Dituduh cabuli santri, guru mengaji terancam hukuman 15 tahun penjara

Dyah Ayu Pitaloka

This is AI generated summarization, which may have errors. For context, always refer to the full article.

Dituduh cabuli santri, guru mengaji terancam hukuman 15 tahun penjara
Satu korban mengaku dicabuli sejak di Sekolah Dasar

 

MALANG, Indonesia – Seorang pengasuh pondok pesantren dan panti asuhan Al Ikhlas di Malang, Jawa Timur terancam dihukum 15 tahun penjara setelah polisi menemukan bukti kuat pria berumur 55 tahun itu melakukan pelecehan seksual terhadap 4 anak didiknya.

Kanit Unit Perlindungan Perempuan dan Anak Polres Malang Iptu Sutiyo mengatakan aparat telah mengantongi bukti cukup kuat untuk menetapkan pria dengan inisial CH itu sebagai tersangka. Dia akan dijerat dengan Pasal 82 Undang-Undang Perlindungan Anak tahun 2014 dengan ancaman hukuman penjara maksimal 15 tahun.

“Buktinya dari keterangan empat korban, saksi lain dan pengakuan tersangka sendiri. Sesuai pasal 184 KUHAP keterangan saksi dan pengakuan tersangka yang berkesuaian sudah memenuhi unsur sebagai alat bukti,” kata Iptu Sutiyo, Selasa 12 April 2016.

• [Daftar Catatan]:

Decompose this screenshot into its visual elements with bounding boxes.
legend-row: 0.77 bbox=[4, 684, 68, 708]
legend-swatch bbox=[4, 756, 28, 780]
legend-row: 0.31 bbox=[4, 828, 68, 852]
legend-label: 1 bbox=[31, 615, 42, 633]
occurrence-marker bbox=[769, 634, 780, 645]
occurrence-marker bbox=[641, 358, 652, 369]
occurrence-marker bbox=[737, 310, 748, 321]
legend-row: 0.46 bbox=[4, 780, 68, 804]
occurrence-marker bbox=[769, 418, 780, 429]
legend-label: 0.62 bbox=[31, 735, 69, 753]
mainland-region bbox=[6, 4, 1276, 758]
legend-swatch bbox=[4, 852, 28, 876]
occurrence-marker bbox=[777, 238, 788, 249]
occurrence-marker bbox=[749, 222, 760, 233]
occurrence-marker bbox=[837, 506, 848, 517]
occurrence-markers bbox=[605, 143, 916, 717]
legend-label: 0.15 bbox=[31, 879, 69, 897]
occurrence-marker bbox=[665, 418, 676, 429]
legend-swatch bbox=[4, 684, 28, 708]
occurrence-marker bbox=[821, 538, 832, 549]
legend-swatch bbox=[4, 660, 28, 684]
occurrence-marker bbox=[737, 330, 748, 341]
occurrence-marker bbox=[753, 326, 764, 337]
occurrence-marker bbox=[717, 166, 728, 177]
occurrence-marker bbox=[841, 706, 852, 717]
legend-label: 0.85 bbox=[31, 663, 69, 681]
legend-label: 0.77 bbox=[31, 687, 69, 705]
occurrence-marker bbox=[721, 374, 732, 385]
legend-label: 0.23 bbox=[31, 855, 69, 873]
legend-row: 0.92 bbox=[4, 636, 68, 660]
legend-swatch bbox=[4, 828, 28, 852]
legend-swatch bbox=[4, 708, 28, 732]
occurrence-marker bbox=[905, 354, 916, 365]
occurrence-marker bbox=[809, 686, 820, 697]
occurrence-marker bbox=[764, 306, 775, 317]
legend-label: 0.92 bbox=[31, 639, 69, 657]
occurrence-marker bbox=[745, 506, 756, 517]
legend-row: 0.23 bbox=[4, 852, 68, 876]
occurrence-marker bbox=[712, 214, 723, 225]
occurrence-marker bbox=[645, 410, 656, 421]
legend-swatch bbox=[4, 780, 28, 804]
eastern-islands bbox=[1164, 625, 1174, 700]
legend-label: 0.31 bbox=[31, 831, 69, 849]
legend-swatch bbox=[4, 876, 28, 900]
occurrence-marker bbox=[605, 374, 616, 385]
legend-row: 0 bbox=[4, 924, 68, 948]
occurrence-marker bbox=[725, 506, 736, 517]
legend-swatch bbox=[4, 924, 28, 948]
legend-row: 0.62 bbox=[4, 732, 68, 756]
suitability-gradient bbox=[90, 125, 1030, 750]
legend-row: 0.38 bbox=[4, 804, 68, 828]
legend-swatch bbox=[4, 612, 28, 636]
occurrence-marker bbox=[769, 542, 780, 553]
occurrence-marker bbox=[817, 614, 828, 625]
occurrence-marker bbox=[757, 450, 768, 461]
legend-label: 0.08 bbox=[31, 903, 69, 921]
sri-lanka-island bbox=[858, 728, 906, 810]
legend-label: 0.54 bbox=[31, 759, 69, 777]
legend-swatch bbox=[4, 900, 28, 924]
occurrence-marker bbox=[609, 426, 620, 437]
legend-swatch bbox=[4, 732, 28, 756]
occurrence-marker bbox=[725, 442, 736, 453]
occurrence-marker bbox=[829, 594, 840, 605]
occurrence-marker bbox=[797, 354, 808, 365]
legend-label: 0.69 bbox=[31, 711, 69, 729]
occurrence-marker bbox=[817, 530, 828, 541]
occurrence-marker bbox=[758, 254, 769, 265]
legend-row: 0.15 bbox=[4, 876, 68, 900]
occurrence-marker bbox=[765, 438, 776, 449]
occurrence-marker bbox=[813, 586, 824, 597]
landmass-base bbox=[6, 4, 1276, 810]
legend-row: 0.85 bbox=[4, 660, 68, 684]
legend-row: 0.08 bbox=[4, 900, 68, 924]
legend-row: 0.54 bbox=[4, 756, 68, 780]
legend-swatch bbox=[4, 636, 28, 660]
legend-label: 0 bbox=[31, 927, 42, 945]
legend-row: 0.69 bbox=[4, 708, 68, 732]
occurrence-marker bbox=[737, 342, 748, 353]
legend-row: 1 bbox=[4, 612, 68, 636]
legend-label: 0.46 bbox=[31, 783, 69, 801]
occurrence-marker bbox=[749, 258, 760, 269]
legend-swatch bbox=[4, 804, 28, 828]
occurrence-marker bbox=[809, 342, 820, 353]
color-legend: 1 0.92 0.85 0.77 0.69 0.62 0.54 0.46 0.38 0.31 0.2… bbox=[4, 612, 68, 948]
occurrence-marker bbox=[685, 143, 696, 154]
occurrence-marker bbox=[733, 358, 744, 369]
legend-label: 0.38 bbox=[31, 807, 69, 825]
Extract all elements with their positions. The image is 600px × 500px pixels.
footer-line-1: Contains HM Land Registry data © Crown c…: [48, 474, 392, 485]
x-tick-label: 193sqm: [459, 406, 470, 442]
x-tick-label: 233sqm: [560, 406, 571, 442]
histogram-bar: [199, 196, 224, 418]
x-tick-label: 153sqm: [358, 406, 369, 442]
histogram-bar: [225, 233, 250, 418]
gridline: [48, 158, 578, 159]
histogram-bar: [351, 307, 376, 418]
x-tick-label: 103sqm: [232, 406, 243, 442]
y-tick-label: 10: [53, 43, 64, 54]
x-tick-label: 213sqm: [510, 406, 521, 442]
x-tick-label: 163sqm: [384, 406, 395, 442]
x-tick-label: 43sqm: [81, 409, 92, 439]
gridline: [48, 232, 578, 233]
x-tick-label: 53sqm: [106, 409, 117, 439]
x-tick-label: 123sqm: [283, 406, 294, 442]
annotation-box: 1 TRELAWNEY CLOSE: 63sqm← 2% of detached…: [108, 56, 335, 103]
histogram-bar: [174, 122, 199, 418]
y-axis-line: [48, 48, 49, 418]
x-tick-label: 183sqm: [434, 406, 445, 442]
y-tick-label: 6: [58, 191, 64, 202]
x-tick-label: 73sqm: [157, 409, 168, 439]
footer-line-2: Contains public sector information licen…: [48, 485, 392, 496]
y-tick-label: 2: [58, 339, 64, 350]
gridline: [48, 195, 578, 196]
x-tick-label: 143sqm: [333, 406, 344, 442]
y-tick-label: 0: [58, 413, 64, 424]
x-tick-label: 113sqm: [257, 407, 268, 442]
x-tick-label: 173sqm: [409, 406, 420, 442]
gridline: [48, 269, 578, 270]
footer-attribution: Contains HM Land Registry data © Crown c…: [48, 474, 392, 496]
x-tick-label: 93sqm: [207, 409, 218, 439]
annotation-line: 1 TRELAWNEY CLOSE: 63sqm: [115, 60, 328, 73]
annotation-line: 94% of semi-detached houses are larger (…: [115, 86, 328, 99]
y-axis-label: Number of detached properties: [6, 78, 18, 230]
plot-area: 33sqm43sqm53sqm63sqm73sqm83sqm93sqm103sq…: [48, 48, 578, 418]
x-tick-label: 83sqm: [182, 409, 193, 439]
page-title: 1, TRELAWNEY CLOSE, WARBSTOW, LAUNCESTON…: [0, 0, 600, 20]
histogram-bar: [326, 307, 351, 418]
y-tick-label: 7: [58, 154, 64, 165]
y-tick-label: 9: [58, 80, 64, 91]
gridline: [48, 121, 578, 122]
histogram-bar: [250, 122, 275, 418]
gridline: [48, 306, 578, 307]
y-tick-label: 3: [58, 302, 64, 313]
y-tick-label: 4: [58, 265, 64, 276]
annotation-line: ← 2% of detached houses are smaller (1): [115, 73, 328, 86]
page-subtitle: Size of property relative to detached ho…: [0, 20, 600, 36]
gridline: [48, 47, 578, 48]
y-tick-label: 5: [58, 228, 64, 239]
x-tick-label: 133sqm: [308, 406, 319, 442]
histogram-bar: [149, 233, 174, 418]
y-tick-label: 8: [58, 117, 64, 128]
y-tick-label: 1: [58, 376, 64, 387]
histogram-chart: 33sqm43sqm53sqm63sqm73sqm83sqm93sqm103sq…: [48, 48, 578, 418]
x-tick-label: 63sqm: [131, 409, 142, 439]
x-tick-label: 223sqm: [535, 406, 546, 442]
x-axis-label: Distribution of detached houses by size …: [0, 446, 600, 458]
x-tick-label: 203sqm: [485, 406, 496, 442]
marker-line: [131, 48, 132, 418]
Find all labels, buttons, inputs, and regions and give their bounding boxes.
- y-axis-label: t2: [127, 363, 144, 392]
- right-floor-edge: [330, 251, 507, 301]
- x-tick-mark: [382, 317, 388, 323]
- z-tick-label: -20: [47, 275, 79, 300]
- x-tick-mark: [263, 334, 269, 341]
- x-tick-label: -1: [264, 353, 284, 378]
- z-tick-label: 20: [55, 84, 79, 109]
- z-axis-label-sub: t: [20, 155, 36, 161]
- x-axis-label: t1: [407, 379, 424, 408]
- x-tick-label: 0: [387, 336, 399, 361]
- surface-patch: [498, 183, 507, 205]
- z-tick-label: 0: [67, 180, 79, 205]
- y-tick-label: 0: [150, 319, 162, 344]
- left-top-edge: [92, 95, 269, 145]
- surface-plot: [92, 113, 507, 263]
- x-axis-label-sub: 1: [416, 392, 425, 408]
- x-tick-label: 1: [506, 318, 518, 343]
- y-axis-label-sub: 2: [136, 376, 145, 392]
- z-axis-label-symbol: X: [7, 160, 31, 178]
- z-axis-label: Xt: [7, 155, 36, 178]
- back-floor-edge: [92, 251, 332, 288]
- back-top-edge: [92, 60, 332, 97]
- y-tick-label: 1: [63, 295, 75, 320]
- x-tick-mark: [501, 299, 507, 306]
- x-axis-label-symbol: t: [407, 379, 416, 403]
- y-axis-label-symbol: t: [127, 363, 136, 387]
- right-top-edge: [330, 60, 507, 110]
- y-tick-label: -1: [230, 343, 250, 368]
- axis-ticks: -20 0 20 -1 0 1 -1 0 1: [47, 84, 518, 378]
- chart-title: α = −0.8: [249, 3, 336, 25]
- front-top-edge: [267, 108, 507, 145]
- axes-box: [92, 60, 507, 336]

• [Soal Singkat 1]: Sunting berita tentang guru mengaji itu pada bagian dari "Dyah Ayu Pitaloka" sampai "4 anak didiknya.", lalu tuliskan kembali bagian tersebut dengan "panti asuhan" diganti menjadi "rumah asuh".
• [Soal Singkat 2]: Menurut berita tentang guru mengaji itu, pasal apa yang akan dikenakan kepada tersangka berinisial CH?

• [Hasil Tugas 1]:
Dyah Ayu Pitaloka

This is AI generated summarization, which may have errors. For context, always refer to the full article.

Dituduh cabuli santri, guru mengaji terancam hukuman 15 tahun penjara
Satu korban mengaku dicabuli sejak di Sekolah Dasar

 

MALANG, Indonesia – Seorang pengasuh pondok pesantren dan rumah asuh Al Ikhlas di Malang, Jawa Timur terancam dihukum 15 tahun penjara setelah polisi menemukan bukti kuat pria berumur 55 tahun itu melakukan pelecehan seksual terhadap 4 anak didiknya.

• [Hasil Tugas 2]: Pasal 82 Undang-Undang Perlindungan Anak tahun 2014.